STATED EXERCISE:
Transcribe the data in full and exactly, omitting any pictures.

RAW RECORDS:

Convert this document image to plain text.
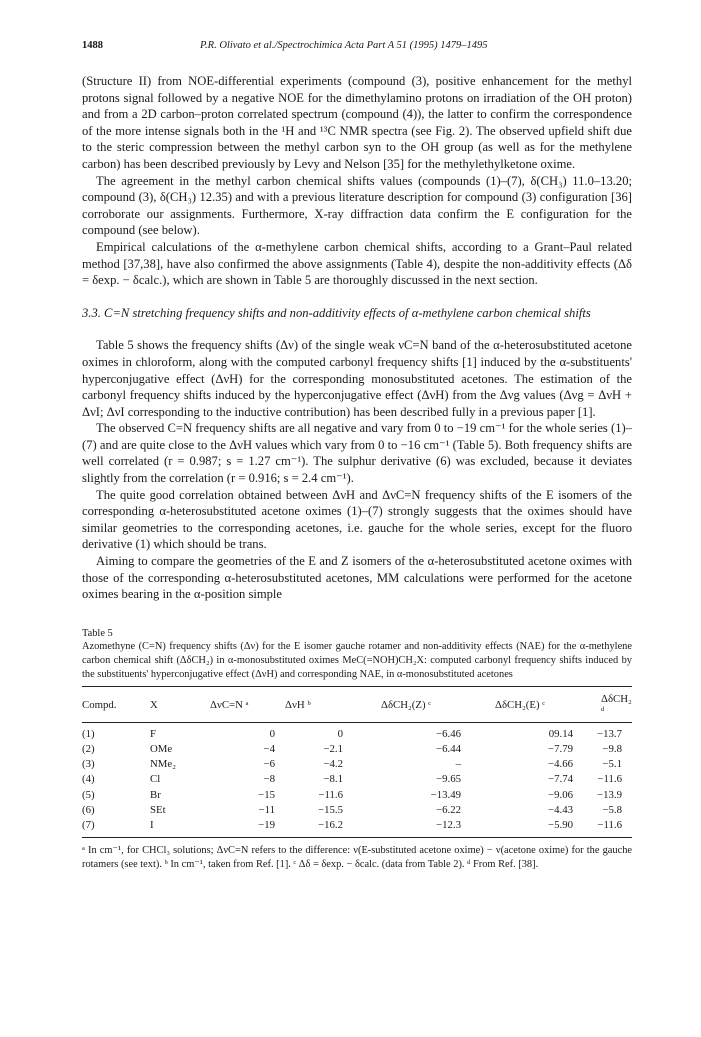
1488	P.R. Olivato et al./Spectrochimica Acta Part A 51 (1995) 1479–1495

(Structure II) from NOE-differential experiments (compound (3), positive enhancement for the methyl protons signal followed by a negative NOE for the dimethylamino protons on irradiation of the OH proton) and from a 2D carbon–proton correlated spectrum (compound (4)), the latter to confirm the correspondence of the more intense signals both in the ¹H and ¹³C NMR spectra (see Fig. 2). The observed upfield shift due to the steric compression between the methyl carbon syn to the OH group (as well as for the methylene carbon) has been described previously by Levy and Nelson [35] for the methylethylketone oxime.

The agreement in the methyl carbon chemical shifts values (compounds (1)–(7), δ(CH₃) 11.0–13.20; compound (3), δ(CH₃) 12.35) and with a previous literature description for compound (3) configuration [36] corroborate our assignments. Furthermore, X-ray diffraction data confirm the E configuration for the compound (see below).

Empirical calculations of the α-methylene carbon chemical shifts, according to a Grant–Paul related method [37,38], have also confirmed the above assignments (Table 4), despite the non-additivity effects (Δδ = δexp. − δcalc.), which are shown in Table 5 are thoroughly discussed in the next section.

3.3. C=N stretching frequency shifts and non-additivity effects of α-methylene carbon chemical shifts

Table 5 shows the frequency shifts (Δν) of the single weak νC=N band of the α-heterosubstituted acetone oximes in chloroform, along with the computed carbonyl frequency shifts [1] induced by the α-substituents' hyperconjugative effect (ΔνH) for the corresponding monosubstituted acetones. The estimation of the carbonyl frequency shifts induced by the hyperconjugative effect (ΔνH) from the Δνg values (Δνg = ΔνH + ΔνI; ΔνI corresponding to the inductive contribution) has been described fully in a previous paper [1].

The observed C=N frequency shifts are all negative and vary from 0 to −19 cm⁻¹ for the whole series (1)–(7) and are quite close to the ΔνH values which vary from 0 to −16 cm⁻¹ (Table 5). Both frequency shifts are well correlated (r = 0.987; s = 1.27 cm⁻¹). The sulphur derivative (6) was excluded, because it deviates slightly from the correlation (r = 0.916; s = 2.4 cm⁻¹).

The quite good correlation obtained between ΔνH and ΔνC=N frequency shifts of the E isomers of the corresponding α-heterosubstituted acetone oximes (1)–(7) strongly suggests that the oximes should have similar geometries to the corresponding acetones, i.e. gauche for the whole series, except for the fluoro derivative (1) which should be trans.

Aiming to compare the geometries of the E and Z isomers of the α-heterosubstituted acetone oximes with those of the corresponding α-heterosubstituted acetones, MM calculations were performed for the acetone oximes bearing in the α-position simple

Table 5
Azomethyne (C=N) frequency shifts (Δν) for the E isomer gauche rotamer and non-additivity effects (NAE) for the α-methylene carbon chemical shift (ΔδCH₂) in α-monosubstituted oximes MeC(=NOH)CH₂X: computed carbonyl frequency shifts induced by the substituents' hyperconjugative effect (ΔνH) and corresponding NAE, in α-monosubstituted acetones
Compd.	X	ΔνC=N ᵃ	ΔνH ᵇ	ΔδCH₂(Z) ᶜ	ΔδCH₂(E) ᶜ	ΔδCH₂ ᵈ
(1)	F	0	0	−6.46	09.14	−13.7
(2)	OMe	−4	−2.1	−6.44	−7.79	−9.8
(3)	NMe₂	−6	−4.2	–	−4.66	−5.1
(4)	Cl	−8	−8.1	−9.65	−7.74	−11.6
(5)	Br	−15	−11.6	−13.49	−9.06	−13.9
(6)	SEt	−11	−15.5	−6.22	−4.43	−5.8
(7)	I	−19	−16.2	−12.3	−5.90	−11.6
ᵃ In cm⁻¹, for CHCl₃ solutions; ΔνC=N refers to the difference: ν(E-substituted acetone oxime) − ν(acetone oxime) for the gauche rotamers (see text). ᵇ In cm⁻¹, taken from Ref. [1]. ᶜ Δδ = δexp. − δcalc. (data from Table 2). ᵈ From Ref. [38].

ANSWER TO THE PROBLEM:
Convert this document image to plain text.
1488	P.R. Olivato et al./Spectrochimica Acta Part A 51 (1995) 1479–1495

(Structure II) from NOE-differential experiments (compound (3), positive enhancement for the methyl protons signal followed by a negative NOE for the dimethylamino protons on irradiation of the OH proton) and from a 2D carbon–proton correlated spectrum (compound (4)), the latter to confirm the correspondence of the more intense signals both in the ¹H and ¹³C NMR spectra (see Fig. 2). The observed upfield shift due to the steric compression between the methyl carbon syn to the OH group (as well as for the methylene carbon) has been described previously by Levy and Nelson [35] for the methylethylketone oxime.

The agreement in the methyl carbon chemical shifts values (compounds (1)–(7), δ(CH₃) 11.0–13.20; compound (3), δ(CH₃) 12.35) and with a previous literature description for compound (3) configuration [36] corroborate our assignments. Furthermore, X-ray diffraction data confirm the E configuration for the compound (see below).

Empirical calculations of the α-methylene carbon chemical shifts, according to a Grant–Paul related method [37,38], have also confirmed the above assignments (Table 4), despite the non-additivity effects (Δδ = δexp. − δcalc.), which are shown in Table 5 are thoroughly discussed in the next section.

3.3. C=N stretching frequency shifts and non-additivity effects of α-methylene carbon chemical shifts

Table 5 shows the frequency shifts (Δν) of the single weak νC=N band of the α-heterosubstituted acetone oximes in chloroform, along with the computed carbonyl frequency shifts [1] induced by the α-substituents' hyperconjugative effect (ΔνH) for the corresponding monosubstituted acetones. The estimation of the carbonyl frequency shifts induced by the hyperconjugative effect (ΔνH) from the Δνg values (Δνg = ΔνH + ΔνI; ΔνI corresponding to the inductive contribution) has been described fully in a previous paper [1].

The observed C=N frequency shifts are all negative and vary from 0 to −19 cm⁻¹ for the whole series (1)–(7) and are quite close to the ΔνH values which vary from 0 to −16 cm⁻¹ (Table 5). Both frequency shifts are well correlated (r = 0.987; s = 1.27 cm⁻¹). The sulphur derivative (6) was excluded, because it deviates slightly from the correlation (r = 0.916; s = 2.4 cm⁻¹).

The quite good correlation obtained between ΔνH and ΔνC=N frequency shifts of the E isomers of the corresponding α-heterosubstituted acetone oximes (1)–(7) strongly suggests that the oximes should have similar geometries to the corresponding acetones, i.e. gauche for the whole series, except for the fluoro derivative (1) which should be trans.

Aiming to compare the geometries of the E and Z isomers of the α-heterosubstituted acetone oximes with those of the corresponding α-heterosubstituted acetones, MM calculations were performed for the acetone oximes bearing in the α-position simple

Table 5
Azomethyne (C=N) frequency shifts (Δν) for the E isomer gauche rotamer and non-additivity effects (NAE) for the α-methylene carbon chemical shift (ΔδCH₂) in α-monosubstituted oximes MeC(=NOH)CH₂X: computed carbonyl frequency shifts induced by the substituents' hyperconjugative effect (ΔνH) and corresponding NAE, in α-monosubstituted acetones
Compd.	X	ΔνC=N ᵃ	ΔνH ᵇ	ΔδCH₂(Z) ᶜ	ΔδCH₂(E) ᶜ	ΔδCH₂ ᵈ
(1)	F	0	0	−6.46	09.14	−13.7
(2)	OMe	−4	−2.1	−6.44	−7.79	−9.8
(3)	NMe₂	−6	−4.2	–	−4.66	−5.1
(4)	Cl	−8	−8.1	−9.65	−7.74	−11.6
(5)	Br	−15	−11.6	−13.49	−9.06	−13.9
(6)	SEt	−11	−15.5	−6.22	−4.43	−5.8
(7)	I	−19	−16.2	−12.3	−5.90	−11.6
ᵃ In cm⁻¹, for CHCl₃ solutions; ΔνC=N refers to the difference: ν(E-substituted acetone oxime) − ν(acetone oxime) for the gauche rotamers (see text). ᵇ In cm⁻¹, taken from Ref. [1]. ᶜ Δδ = δexp. − δcalc. (data from Table 2). ᵈ From Ref. [38].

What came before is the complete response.